What you are asked to do: Look through the lines below and extract any with the word "name".

[Lines of data]
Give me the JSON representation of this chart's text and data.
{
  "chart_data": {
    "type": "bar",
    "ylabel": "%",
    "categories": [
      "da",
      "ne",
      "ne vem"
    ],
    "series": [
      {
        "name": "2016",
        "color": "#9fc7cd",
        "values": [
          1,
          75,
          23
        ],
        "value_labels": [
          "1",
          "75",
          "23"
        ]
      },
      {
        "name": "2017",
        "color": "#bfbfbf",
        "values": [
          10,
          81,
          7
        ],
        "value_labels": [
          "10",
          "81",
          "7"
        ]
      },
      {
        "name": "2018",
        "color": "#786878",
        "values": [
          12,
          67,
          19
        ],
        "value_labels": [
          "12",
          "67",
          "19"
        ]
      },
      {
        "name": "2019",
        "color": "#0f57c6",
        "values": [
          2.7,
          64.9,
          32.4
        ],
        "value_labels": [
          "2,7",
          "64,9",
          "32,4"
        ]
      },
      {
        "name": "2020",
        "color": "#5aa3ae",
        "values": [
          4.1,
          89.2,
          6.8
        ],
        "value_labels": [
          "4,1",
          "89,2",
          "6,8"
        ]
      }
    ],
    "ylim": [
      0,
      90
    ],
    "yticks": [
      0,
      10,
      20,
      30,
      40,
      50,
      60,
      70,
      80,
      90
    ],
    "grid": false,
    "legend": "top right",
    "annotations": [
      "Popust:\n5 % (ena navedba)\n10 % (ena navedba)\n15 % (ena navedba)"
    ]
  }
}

Task output:
        "name": "2016",
        "name": "2017",
        "name": "2018",
        "name": "2019",
        "name": "2020",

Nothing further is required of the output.